- **Work to complete**:
1: According to the news text about the Chile partnership and the nuclear power forum, who moderated the November 30 Milbank Tweed Forum?
2: Continue the news text about the Chile partnership and the nuclear power forum, starting right after its last sentence.

- **Passage for review**:
The partnership with the University of Chile is a win-win for both institutions, said U.S. Ambassador to Chile Alejandro Wolff. Home to one of Latin America’s most prestigious law faculties, the University is aggressively expanding its international outreach, an effort led by its international relations director, Rodrigo Polanco (LL.M.’04). At the same time, Santiago is quickly becoming one of the developing world’s most entrepreneurial capitals, benefiting enormously from Chile’s steady economic growth, which was acknowledged by its 2010 membership to the OECD.

Forum tackles nuclear safety and climate change

Richard Stewart, University Professor and John Edward Sexton Professor of Law, moderated the November 30 Milbank Tweed Forum. Titled “Global Warming or Nuclear Meltdown? The Future of Nuclear Power After Fukushima,” the discussion took on issues ranging from fears of nuclear proliferation to the recent crisis at the Fukushima plant in Japan, and, on the plus side, whether nuclear power can provide stable, secure, low-carbon electricity and curb climate change. Panelists included Michael Levi, a senior fellow and director of the program on energy security and climate change at the Council of Foreign Relations; William McCollum, chief operating officer of the Tennessee Valley Authority, which operates three nuclear and 11 coal-fired plants; and Christopher Paine, nuclear program director for the Natural Resources Defense Council.

(Stored data entries)
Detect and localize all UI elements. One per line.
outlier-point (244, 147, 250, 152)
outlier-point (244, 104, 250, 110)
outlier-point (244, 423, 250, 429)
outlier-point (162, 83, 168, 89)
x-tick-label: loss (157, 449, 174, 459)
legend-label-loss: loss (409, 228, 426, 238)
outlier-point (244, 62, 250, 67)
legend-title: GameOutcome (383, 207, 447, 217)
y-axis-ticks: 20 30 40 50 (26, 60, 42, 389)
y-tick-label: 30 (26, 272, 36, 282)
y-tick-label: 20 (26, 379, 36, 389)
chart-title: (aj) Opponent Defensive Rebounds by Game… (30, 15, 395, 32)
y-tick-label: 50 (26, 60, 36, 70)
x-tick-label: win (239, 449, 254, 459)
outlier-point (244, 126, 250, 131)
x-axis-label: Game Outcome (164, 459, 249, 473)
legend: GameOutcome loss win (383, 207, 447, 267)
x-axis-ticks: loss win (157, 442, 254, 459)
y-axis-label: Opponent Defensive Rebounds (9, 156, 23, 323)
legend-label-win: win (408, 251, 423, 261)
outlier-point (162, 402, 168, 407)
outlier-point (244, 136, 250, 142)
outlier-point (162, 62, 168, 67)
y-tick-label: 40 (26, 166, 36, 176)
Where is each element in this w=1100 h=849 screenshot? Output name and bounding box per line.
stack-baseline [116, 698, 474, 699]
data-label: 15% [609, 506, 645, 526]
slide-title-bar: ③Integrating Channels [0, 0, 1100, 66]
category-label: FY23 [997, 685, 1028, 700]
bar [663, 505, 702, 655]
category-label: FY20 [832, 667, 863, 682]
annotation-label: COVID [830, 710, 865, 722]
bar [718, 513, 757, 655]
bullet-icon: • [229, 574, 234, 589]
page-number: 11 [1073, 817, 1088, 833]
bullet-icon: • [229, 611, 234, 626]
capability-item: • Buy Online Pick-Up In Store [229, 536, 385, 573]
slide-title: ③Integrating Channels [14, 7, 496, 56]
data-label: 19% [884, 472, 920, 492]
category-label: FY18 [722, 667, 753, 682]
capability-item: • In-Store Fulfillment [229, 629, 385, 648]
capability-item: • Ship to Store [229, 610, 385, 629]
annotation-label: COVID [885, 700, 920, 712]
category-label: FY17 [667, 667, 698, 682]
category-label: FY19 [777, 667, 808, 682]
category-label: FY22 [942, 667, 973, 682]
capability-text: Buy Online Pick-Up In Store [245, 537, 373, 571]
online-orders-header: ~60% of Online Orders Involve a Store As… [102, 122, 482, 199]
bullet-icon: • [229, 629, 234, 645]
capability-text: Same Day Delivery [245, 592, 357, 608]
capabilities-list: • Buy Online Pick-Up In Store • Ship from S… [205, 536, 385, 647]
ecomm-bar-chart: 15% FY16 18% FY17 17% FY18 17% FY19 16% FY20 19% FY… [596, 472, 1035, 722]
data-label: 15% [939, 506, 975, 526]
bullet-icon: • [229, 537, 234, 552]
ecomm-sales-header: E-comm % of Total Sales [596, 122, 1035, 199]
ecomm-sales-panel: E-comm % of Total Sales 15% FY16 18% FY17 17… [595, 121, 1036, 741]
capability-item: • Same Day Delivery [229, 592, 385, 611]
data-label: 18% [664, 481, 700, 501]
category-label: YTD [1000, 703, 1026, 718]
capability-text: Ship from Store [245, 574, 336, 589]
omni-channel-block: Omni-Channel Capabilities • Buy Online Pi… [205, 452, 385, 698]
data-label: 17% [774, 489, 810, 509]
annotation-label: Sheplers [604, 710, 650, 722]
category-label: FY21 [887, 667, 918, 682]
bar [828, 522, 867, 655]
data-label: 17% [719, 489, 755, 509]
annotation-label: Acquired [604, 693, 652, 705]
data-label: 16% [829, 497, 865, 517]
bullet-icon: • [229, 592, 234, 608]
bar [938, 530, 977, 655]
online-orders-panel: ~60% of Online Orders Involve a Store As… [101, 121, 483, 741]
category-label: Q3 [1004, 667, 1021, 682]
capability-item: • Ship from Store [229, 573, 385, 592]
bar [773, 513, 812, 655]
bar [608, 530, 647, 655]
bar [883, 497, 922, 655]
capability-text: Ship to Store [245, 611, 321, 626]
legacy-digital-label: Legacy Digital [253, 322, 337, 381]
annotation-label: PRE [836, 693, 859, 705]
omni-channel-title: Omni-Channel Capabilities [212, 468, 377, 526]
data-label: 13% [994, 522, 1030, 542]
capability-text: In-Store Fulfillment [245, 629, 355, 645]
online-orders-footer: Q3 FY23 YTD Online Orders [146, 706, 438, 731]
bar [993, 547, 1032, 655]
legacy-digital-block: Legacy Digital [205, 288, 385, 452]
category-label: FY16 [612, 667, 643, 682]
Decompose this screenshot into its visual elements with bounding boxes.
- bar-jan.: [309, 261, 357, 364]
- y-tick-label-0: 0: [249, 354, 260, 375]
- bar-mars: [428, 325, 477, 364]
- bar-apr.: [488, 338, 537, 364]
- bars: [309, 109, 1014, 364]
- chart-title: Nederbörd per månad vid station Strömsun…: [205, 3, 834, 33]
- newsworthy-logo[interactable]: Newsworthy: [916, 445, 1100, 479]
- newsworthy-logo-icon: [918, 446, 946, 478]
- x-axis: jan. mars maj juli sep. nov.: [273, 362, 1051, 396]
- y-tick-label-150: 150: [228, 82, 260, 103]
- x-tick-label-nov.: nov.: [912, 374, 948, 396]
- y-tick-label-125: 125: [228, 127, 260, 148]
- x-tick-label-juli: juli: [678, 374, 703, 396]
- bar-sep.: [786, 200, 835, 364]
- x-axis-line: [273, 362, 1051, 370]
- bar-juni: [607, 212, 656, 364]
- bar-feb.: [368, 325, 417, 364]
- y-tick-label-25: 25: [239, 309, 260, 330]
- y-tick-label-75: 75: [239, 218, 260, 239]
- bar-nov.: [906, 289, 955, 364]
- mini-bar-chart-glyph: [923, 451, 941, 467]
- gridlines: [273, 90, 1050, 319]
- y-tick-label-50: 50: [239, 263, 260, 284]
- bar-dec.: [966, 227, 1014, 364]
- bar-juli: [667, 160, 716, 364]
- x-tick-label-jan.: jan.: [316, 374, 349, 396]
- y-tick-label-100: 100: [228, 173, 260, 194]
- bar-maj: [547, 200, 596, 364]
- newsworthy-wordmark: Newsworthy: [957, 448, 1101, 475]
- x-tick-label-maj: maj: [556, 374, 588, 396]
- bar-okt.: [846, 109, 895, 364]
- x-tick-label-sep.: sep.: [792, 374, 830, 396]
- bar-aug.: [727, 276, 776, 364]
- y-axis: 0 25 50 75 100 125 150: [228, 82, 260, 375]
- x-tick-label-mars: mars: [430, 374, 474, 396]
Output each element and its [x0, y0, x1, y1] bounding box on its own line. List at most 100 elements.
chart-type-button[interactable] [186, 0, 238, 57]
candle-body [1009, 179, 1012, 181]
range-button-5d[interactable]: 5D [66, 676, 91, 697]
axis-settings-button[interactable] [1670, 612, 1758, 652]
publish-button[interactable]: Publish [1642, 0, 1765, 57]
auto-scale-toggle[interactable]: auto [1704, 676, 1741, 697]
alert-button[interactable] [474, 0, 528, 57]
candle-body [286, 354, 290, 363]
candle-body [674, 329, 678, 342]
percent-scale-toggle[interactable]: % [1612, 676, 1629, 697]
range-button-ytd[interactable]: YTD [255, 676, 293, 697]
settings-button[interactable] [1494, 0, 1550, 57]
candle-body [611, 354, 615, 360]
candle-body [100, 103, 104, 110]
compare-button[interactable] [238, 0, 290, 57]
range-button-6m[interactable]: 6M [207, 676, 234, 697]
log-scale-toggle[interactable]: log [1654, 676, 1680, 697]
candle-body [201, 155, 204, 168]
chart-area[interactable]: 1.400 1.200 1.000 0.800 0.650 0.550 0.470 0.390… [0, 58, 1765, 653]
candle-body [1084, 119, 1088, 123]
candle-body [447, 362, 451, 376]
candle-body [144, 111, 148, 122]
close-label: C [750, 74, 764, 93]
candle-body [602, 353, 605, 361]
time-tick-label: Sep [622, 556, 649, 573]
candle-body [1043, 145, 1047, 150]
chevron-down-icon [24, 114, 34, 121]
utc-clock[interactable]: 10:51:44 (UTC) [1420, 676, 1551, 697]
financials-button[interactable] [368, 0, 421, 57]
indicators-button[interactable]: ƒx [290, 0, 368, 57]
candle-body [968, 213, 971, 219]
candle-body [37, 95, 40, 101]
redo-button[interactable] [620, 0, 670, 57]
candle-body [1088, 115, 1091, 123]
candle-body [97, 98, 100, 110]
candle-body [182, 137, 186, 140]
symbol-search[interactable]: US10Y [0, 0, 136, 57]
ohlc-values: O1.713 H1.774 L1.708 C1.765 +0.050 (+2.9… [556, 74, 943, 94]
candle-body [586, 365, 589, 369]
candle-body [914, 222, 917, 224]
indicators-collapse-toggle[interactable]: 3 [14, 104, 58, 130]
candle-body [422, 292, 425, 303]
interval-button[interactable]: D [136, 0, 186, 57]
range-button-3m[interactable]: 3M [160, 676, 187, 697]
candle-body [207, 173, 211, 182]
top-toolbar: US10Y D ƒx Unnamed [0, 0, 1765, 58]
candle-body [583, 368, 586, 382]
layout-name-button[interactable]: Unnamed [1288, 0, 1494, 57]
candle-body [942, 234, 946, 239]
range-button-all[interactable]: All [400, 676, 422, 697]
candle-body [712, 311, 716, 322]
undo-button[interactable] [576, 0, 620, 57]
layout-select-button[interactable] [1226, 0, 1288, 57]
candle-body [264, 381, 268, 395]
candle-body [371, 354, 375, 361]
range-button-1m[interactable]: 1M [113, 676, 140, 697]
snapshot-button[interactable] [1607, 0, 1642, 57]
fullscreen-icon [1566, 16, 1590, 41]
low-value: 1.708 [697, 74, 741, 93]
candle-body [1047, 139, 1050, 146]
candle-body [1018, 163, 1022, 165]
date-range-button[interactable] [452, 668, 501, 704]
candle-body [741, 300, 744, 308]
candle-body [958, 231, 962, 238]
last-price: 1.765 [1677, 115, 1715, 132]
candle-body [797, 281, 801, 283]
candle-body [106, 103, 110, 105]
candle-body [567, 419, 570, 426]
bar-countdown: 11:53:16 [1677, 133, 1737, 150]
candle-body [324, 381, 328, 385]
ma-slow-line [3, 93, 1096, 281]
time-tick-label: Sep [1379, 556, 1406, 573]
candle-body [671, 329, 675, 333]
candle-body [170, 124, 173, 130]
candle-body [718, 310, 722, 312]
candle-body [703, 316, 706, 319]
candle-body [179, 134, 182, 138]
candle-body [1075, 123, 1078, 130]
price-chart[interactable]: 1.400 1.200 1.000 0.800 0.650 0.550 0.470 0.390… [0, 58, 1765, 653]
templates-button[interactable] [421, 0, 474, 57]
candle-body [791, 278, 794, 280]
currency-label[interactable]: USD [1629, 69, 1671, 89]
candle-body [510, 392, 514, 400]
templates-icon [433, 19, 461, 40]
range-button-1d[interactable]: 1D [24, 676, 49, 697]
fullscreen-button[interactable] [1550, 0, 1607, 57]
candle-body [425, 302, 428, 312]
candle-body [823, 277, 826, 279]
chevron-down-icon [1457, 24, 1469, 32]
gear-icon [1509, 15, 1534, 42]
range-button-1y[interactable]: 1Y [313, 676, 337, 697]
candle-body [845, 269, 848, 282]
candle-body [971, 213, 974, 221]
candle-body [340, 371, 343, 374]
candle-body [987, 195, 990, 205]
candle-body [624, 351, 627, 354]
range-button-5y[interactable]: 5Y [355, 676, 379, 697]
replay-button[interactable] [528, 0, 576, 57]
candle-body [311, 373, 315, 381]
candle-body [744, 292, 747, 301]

- **Answers to this exercise**:
1: Richard Stewart, University Professor and John Edward Sexton Professor of Law, moderated it.

2:
In his introduction to the discussion, Stewart, who is also the director of the Frank J. Guarini Center on Environmental and Land Use Law, noted that nearly all of the nuclear plants in the U.S. started construction before 1975 and that “ten years ago one would have said that the nuclear industry is moribund, there are not going to be any more new plants in the United States.” Then, he noted, “there was a change in direction and attitude” due to growth in energy demand, rising energy prices, concerns about energy security, and global warming. “There was talk in the 2005 era of a U.S. nuclear renaissance,” Stewart said. But, he added, “at this point the bloom is somewhat off the renaissance,” because of a drop in electric demand caused by the recession and safety concerns raised by the Fukushima incident. Additionally, Stewart noted, the U.S. has not figured out how it will dispose of its nuclear waste — the subject of his most recent book. “There’s a complex web of economic and environmental and security, as well as political and legal issues here,” he said.

Watch the full video of the event (1 h 13 min):

Student panel examines the health and environmental consequences of factory farms

The following account was written by Elizabeth Hallinan ’13, who was one of the organizers of the program, and then moderated the discussion.

On Tuesday, October 25th, NYU Law’s Student Animal Legal Defense Fund and the Environmental Law Society hosted a panel to discuss another crisis in the American food culture – the prevalence of Concentrated Animal Feeding Operations (CAFOs), colloquially known as factory farms.

As explained by Nebraska farmer Kevin Fulton of the sustainable Fulton Farms, CAFOs are not the mom-n-pop family farm pictured on your milk carton. CAFOs, as explained by the EPA, are “agricultural operations where animals are kept and raised in confined situations…which congregate animals, feed, manure and urine, dead animals, and production operations on a small land area.”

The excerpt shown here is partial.